■ **TASK BRIEF**: Quote every line of the data below as it stands, omitting pictures.

***

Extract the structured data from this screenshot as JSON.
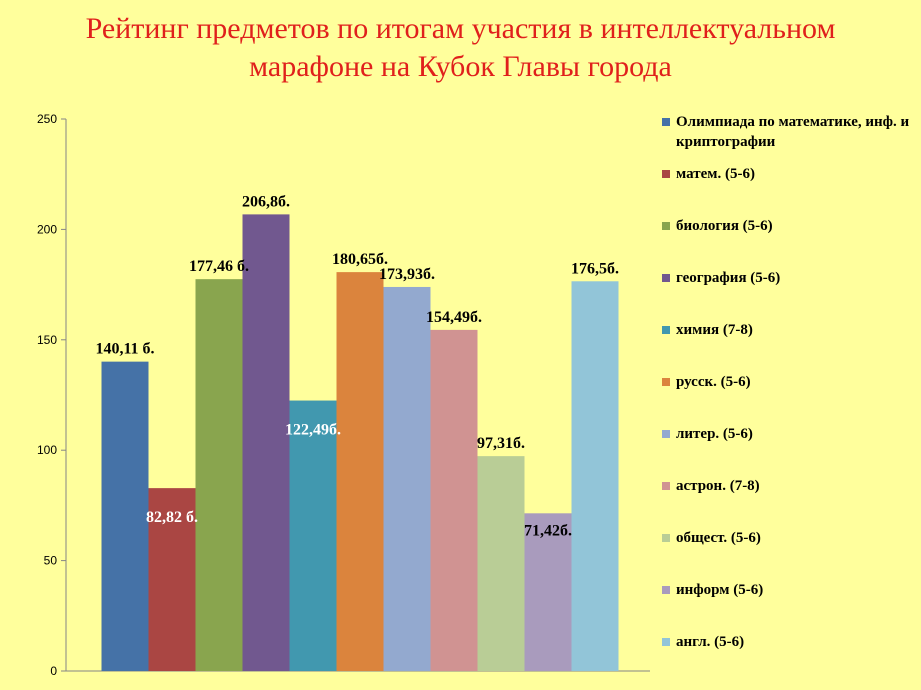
{
  "title": {
    "line1": "Рейтинг предметов по итогам участия в интеллектуальном",
    "line2": "марафоне на Кубок Главы города"
  },
  "chart_data": {
    "type": "bar",
    "ylim": [
      0,
      250
    ],
    "yticks": [
      0,
      50,
      100,
      150,
      200,
      250
    ],
    "grid": false,
    "legend_position": "right",
    "series": [
      {
        "name": "Олимпиада по математике, инф. и криптографии",
        "value": 140.11,
        "label": "140,11 б.",
        "color": "#4572a7"
      },
      {
        "name": "матем. (5-6)",
        "value": 82.82,
        "label": "82,82 б.",
        "color": "#aa4643"
      },
      {
        "name": "биология (5-6)",
        "value": 177.46,
        "label": "177,46 б.",
        "color": "#89a54e"
      },
      {
        "name": "география (5-6)",
        "value": 206.8,
        "label": "206,8б.",
        "color": "#71588f"
      },
      {
        "name": "химия (7-8)",
        "value": 122.49,
        "label": "122,49б.",
        "color": "#4198af"
      },
      {
        "name": "русск. (5-6)",
        "value": 180.65,
        "label": "180,65б.",
        "color": "#db843d"
      },
      {
        "name": "литер. (5-6)",
        "value": 173.93,
        "label": "173,93б.",
        "color": "#93a9cf"
      },
      {
        "name": "астрон. (7-8)",
        "value": 154.49,
        "label": "154,49б.",
        "color": "#d09392"
      },
      {
        "name": "общест. (5-6)",
        "value": 97.31,
        "label": "97,31б.",
        "color": "#b9cd96"
      },
      {
        "name": "информ (5-6)",
        "value": 71.42,
        "label": "71,42б.",
        "color": "#a99bbd"
      },
      {
        "name": "англ. (5-6)",
        "value": 176.5,
        "label": "176,5б.",
        "color": "#92c5d8"
      }
    ]
  }
}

***

■ **COMPLETE RESPONSE**:
Extract the structured data from this screenshot as JSON.
{
  "title": {
    "line1": "Рейтинг предметов по итогам участия в интеллектуальном",
    "line2": "марафоне на Кубок Главы города"
  },
  "chart_data": {
    "type": "bar",
    "ylim": [
      0,
      250
    ],
    "yticks": [
      0,
      50,
      100,
      150,
      200,
      250
    ],
    "grid": false,
    "legend_position": "right",
    "series": [
      {
        "name": "Олимпиада по математике, инф. и криптографии",
        "value": 140.11,
        "label": "140,11 б.",
        "color": "#4572a7"
      },
      {
        "name": "матем. (5-6)",
        "value": 82.82,
        "label": "82,82 б.",
        "color": "#aa4643"
      },
      {
        "name": "биология (5-6)",
        "value": 177.46,
        "label": "177,46 б.",
        "color": "#89a54e"
      },
      {
        "name": "география (5-6)",
        "value": 206.8,
        "label": "206,8б.",
        "color": "#71588f"
      },
      {
        "name": "химия (7-8)",
        "value": 122.49,
        "label": "122,49б.",
        "color": "#4198af"
      },
      {
        "name": "русск. (5-6)",
        "value": 180.65,
        "label": "180,65б.",
        "color": "#db843d"
      },
      {
        "name": "литер. (5-6)",
        "value": 173.93,
        "label": "173,93б.",
        "color": "#93a9cf"
      },
      {
        "name": "астрон. (7-8)",
        "value": 154.49,
        "label": "154,49б.",
        "color": "#d09392"
      },
      {
        "name": "общест. (5-6)",
        "value": 97.31,
        "label": "97,31б.",
        "color": "#b9cd96"
      },
      {
        "name": "информ (5-6)",
        "value": 71.42,
        "label": "71,42б.",
        "color": "#a99bbd"
      },
      {
        "name": "англ. (5-6)",
        "value": 176.5,
        "label": "176,5б.",
        "color": "#92c5d8"
      }
    ]
  }
}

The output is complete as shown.